+++ Excerpted text +++

[Intel-xe] [PATCH] drm/xe: limit GGTT size to GUC_GGTT_TOP

Thu Jun 15 16:35:55 UTC 2023

On 6/15/2023 1:55 AM, Matthew Auld wrote:
> On Thu, 15 Jun 2023 at 01:25, Daniele Ceraolo Spurio
> <daniele.ceraolospurio at intel.com> wrote:
>> The GuC can't access addresses above GUC_GGTT_TOP, so any GuC-accessible
>> objects can't be mapped above that offset. Instead of checking each
>> object to see if GuC may access it or not before mapping it, we just
>> limit the GGTT size to GUC_GGTT_TOP. This wastes a bit of address space
>> (about ~18 MBs, which is in addition to what already removed at the bottom
>> of the GGTT), but it is a good tradeoff to keep the code simple.
>>
>> The in-code comment has also been updated to explain the limitation.
>>
>> Signed-off-by: Daniele Ceraolo Spurio <daniele.ceraolospurio at intel.com>
>> ---
>>   drivers/gpu/drm/xe/xe_ggtt.c | 24 ++++++++++++++++++------
>>   1 file changed, 18 insertions(+), 6 deletions(-)
>>
>> diff --git a/drivers/gpu/drm/xe/xe_ggtt.c b/drivers/gpu/drm/xe/xe_ggtt.c
>> index bae9f66a33cb..7588fbc2f278 100644
>> --- a/drivers/gpu/drm/xe/xe_ggtt.c
>> +++ b/drivers/gpu/drm/xe/xe_ggtt.c
>> @@ -24,6 +24,9 @@
>>   #define MTL_GGTT_PTE_PAT0      BIT_ULL(52)
>>   #define MTL_GGTT_PTE_PAT1      BIT_ULL(53)
>>
>> +/* GuC addresses above GUC_GGTT_TOP also don't map through the GTT */
>> +#define GUC_GGTT_TOP   0xFEE00000
>> +
>>   u64 xe_ggtt_pte_encode(struct xe_bo *bo, u64 bo_offset)
>>   {
>>          struct xe_device *xe = xe_bo_device(bo);
>> @@ -111,12 +114,18 @@ int xe_ggtt_init_noalloc(struct xe_ggtt *ggtt)
>>          /*
>>           * 8B per entry, each points to a 4KB page.
>>           *
>> -        * The GuC owns the WOPCM space, thus we can't allocate GGTT address in
>> -        * this area. Even though we likely configure the WOPCM to less than the
>> -        * maximum value, to simplify the driver load (no need to fetch HuC +
>> -        * GuC firmwares and determine there sizes before initializing the GGTT)

+++

### Given task 1
Rewrite the records from their start through the line containing "- nav-home[interactable]: Home: [388, 17, 462, 55]", putting "slide-caption" in place of "slide-subheadline" and changing nothing else.

+++ Excerpted data +++

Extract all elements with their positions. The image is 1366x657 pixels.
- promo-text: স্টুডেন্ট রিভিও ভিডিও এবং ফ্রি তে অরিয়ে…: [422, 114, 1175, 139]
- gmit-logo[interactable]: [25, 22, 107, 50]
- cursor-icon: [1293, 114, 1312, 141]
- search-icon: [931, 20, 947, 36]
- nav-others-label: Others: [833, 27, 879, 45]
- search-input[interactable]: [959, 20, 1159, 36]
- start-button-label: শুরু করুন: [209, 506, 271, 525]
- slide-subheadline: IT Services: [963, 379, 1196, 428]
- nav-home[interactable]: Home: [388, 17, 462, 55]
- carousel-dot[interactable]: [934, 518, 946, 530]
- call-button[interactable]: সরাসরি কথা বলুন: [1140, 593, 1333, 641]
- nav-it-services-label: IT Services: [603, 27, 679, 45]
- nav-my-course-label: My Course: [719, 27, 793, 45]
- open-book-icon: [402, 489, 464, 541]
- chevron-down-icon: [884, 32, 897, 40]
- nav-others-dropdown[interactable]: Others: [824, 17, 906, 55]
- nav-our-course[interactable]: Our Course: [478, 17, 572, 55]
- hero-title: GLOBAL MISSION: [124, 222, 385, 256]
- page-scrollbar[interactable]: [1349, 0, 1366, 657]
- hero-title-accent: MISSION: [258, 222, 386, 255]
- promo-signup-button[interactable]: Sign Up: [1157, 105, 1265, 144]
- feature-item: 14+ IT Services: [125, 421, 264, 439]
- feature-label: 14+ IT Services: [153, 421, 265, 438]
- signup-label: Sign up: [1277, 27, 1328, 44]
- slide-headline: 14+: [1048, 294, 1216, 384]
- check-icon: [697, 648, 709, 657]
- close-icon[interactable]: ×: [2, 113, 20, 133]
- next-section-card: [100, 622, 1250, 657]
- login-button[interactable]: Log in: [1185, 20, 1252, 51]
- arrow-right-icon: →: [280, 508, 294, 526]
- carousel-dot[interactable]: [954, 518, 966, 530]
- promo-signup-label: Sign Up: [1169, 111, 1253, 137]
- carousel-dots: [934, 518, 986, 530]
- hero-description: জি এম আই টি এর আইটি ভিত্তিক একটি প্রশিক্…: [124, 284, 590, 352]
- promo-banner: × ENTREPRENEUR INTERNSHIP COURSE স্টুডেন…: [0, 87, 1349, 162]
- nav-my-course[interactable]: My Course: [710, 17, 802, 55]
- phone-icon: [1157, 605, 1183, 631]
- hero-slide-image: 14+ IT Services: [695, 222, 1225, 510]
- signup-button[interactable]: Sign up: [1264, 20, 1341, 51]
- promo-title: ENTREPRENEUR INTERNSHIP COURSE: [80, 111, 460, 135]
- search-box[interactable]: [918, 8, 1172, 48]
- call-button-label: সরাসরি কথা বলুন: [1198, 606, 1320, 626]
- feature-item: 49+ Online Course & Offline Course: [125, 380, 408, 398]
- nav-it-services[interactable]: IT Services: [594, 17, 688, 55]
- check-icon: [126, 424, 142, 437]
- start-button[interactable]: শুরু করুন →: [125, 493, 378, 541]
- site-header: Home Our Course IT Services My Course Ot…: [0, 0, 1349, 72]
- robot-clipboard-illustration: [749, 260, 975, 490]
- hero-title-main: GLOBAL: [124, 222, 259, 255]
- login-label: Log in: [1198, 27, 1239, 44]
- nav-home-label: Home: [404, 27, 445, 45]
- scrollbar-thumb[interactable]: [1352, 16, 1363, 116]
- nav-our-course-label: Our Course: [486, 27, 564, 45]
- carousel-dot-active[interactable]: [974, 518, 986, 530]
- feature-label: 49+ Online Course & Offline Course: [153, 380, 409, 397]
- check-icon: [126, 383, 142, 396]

+++

### Given task 2
Set down, word for word, the stretch of the patch email from "On 6/15/2023 1:55" through "the code simple.".

### Exercise response 1
Extract all elements with their positions. The image is 1366x657 pixels.
- promo-text: স্টুডেন্ট রিভিও ভিডিও এবং ফ্রি তে অরিয়ে…: [422, 114, 1175, 139]
- gmit-logo[interactable]: [25, 22, 107, 50]
- cursor-icon: [1293, 114, 1312, 141]
- search-icon: [931, 20, 947, 36]
- nav-others-label: Others: [833, 27, 879, 45]
- search-input[interactable]: [959, 20, 1159, 36]
- start-button-label: শুরু করুন: [209, 506, 271, 525]
- slide-caption: IT Services: [963, 379, 1196, 428]
- nav-home[interactable]: Home: [388, 17, 462, 55]

### Exercise response 2
On 6/15/2023 1:55 AM, Matthew Auld wrote:
> On Thu, 15 Jun 2023 at 01:25, Daniele Ceraolo Spurio
> <daniele.ceraolospurio at intel.com> wrote:
>> The GuC can't access addresses above GUC_GGTT_TOP, so any GuC-accessible
>> objects can't be mapped above that offset. Instead of checking each
>> object to see if GuC may access it or not before mapping it, we just
>> limit the GGTT size to GUC_GGTT_TOP. This wastes a bit of address space
>> (about ~18 MBs, which is in addition to what already removed at the bottom
>> of the GGTT), but it is a good tradeoff to keep the code simple.